Directions for this task: All entries are to be given again verbatim.

== Task material

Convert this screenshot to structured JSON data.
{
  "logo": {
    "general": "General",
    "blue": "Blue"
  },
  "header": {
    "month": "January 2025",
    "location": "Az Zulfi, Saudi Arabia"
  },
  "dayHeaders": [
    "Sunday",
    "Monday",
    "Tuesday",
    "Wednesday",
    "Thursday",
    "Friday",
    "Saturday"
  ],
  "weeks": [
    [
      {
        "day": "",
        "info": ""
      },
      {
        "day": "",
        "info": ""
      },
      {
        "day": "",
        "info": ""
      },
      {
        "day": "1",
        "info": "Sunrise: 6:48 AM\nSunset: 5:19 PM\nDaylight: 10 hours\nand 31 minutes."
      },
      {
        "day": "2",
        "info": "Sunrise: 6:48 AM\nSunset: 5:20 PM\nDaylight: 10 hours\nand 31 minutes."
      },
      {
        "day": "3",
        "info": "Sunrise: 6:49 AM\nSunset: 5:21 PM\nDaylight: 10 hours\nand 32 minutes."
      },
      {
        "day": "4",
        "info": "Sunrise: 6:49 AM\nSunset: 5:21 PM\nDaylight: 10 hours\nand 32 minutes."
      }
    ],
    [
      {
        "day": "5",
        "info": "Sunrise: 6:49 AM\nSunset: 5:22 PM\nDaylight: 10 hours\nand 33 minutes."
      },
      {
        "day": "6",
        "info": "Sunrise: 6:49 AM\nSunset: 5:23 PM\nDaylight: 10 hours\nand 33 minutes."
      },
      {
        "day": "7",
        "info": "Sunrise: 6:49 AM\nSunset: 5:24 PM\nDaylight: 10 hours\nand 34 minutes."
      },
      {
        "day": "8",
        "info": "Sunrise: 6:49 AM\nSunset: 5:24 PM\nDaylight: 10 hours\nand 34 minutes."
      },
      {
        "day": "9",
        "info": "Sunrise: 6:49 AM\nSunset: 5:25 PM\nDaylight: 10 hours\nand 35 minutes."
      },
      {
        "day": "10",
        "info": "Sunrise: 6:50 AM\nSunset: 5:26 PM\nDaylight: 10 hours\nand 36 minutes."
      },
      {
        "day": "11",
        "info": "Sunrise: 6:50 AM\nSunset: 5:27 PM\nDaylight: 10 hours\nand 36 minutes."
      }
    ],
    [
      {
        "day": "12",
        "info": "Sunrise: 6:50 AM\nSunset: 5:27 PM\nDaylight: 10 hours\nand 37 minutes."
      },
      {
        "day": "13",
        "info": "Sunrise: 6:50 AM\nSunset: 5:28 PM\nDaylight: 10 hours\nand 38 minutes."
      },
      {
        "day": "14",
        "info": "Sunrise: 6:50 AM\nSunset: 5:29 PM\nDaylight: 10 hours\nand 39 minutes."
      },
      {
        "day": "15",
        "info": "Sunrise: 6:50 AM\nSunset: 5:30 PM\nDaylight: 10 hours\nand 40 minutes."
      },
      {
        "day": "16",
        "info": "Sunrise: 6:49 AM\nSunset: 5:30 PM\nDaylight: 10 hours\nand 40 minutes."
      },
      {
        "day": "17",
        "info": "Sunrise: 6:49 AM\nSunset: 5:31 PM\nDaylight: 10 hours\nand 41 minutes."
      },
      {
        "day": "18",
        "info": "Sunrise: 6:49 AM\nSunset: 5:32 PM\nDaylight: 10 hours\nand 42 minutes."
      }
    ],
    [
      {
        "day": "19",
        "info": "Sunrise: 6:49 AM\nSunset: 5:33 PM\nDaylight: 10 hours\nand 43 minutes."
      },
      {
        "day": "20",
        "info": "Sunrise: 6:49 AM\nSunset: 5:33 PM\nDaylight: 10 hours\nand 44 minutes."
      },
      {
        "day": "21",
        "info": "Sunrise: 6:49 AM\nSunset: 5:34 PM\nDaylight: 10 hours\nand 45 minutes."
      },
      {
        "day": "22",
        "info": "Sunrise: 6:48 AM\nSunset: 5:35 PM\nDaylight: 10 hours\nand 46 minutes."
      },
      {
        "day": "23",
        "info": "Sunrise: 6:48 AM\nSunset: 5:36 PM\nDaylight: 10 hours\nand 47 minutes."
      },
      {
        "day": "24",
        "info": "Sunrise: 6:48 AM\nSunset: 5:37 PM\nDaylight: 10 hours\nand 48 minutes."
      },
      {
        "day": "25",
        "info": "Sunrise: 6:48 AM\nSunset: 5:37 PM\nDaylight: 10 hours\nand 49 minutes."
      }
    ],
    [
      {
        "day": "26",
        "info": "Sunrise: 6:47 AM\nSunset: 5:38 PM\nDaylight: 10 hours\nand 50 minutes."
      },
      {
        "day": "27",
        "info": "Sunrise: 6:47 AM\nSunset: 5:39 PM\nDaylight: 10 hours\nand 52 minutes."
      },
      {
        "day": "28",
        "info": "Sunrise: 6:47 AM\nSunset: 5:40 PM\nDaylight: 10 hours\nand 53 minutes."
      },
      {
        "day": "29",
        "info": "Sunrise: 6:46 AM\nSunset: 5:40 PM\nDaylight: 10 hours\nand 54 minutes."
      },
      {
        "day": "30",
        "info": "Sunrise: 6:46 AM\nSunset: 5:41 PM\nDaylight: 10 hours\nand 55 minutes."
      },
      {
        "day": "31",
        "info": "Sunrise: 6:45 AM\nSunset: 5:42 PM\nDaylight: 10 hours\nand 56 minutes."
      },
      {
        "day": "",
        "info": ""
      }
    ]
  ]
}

====

Complete output:
Convert this screenshot to structured JSON data.
{
  "logo": {
    "general": "General",
    "blue": "Blue"
  },
  "header": {
    "month": "January 2025",
    "location": "Az Zulfi, Saudi Arabia"
  },
  "dayHeaders": [
    "Sunday",
    "Monday",
    "Tuesday",
    "Wednesday",
    "Thursday",
    "Friday",
    "Saturday"
  ],
  "weeks": [
    [
      {
        "day": "",
        "info": ""
      },
      {
        "day": "",
        "info": ""
      },
      {
        "day": "",
        "info": ""
      },
      {
        "day": "1",
        "info": "Sunrise: 6:48 AM\nSunset: 5:19 PM\nDaylight: 10 hours\nand 31 minutes."
      },
      {
        "day": "2",
        "info": "Sunrise: 6:48 AM\nSunset: 5:20 PM\nDaylight: 10 hours\nand 31 minutes."
      },
      {
        "day": "3",
        "info": "Sunrise: 6:49 AM\nSunset: 5:21 PM\nDaylight: 10 hours\nand 32 minutes."
      },
      {
        "day": "4",
        "info": "Sunrise: 6:49 AM\nSunset: 5:21 PM\nDaylight: 10 hours\nand 32 minutes."
      }
    ],
    [
      {
        "day": "5",
        "info": "Sunrise: 6:49 AM\nSunset: 5:22 PM\nDaylight: 10 hours\nand 33 minutes."
      },
      {
        "day": "6",
        "info": "Sunrise: 6:49 AM\nSunset: 5:23 PM\nDaylight: 10 hours\nand 33 minutes."
      },
      {
        "day": "7",
        "info": "Sunrise: 6:49 AM\nSunset: 5:24 PM\nDaylight: 10 hours\nand 34 minutes."
      },
      {
        "day": "8",
        "info": "Sunrise: 6:49 AM\nSunset: 5:24 PM\nDaylight: 10 hours\nand 34 minutes."
      },
      {
        "day": "9",
        "info": "Sunrise: 6:49 AM\nSunset: 5:25 PM\nDaylight: 10 hours\nand 35 minutes."
      },
      {
        "day": "10",
        "info": "Sunrise: 6:50 AM\nSunset: 5:26 PM\nDaylight: 10 hours\nand 36 minutes."
      },
      {
        "day": "11",
        "info": "Sunrise: 6:50 AM\nSunset: 5:27 PM\nDaylight: 10 hours\nand 36 minutes."
      }
    ],
    [
      {
        "day": "12",
        "info": "Sunrise: 6:50 AM\nSunset: 5:27 PM\nDaylight: 10 hours\nand 37 minutes."
      },
      {
        "day": "13",
        "info": "Sunrise: 6:50 AM\nSunset: 5:28 PM\nDaylight: 10 hours\nand 38 minutes."
      },
      {
        "day": "14",
        "info": "Sunrise: 6:50 AM\nSunset: 5:29 PM\nDaylight: 10 hours\nand 39 minutes."
      },
      {
        "day": "15",
        "info": "Sunrise: 6:50 AM\nSunset: 5:30 PM\nDaylight: 10 hours\nand 40 minutes."
      },
      {
        "day": "16",
        "info": "Sunrise: 6:49 AM\nSunset: 5:30 PM\nDaylight: 10 hours\nand 40 minutes."
      },
      {
        "day": "17",
        "info": "Sunrise: 6:49 AM\nSunset: 5:31 PM\nDaylight: 10 hours\nand 41 minutes."
      },
      {
        "day": "18",
        "info": "Sunrise: 6:49 AM\nSunset: 5:32 PM\nDaylight: 10 hours\nand 42 minutes."
      }
    ],
    [
      {
        "day": "19",
        "info": "Sunrise: 6:49 AM\nSunset: 5:33 PM\nDaylight: 10 hours\nand 43 minutes."
      },
      {
        "day": "20",
        "info": "Sunrise: 6:49 AM\nSunset: 5:33 PM\nDaylight: 10 hours\nand 44 minutes."
      },
      {
        "day": "21",
        "info": "Sunrise: 6:49 AM\nSunset: 5:34 PM\nDaylight: 10 hours\nand 45 minutes."
      },
      {
        "day": "22",
        "info": "Sunrise: 6:48 AM\nSunset: 5:35 PM\nDaylight: 10 hours\nand 46 minutes."
      },
      {
        "day": "23",
        "info": "Sunrise: 6:48 AM\nSunset: 5:36 PM\nDaylight: 10 hours\nand 47 minutes."
      },
      {
        "day": "24",
        "info": "Sunrise: 6:48 AM\nSunset: 5:37 PM\nDaylight: 10 hours\nand 48 minutes."
      },
      {
        "day": "25",
        "info": "Sunrise: 6:48 AM\nSunset: 5:37 PM\nDaylight: 10 hours\nand 49 minutes."
      }
    ],
    [
      {
        "day": "26",
        "info": "Sunrise: 6:47 AM\nSunset: 5:38 PM\nDaylight: 10 hours\nand 50 minutes."
      },
      {
        "day": "27",
        "info": "Sunrise: 6:47 AM\nSunset: 5:39 PM\nDaylight: 10 hours\nand 52 minutes."
      },
      {
        "day": "28",
        "info": "Sunrise: 6:47 AM\nSunset: 5:40 PM\nDaylight: 10 hours\nand 53 minutes."
      },
      {
        "day": "29",
        "info": "Sunrise: 6:46 AM\nSunset: 5:40 PM\nDaylight: 10 hours\nand 54 minutes."
      },
      {
        "day": "30",
        "info": "Sunrise: 6:46 AM\nSunset: 5:41 PM\nDaylight: 10 hours\nand 55 minutes."
      },
      {
        "day": "31",
        "info": "Sunrise: 6:45 AM\nSunset: 5:42 PM\nDaylight: 10 hours\nand 56 minutes."
      },
      {
        "day": "",
        "info": ""
      }
    ]
  ]
}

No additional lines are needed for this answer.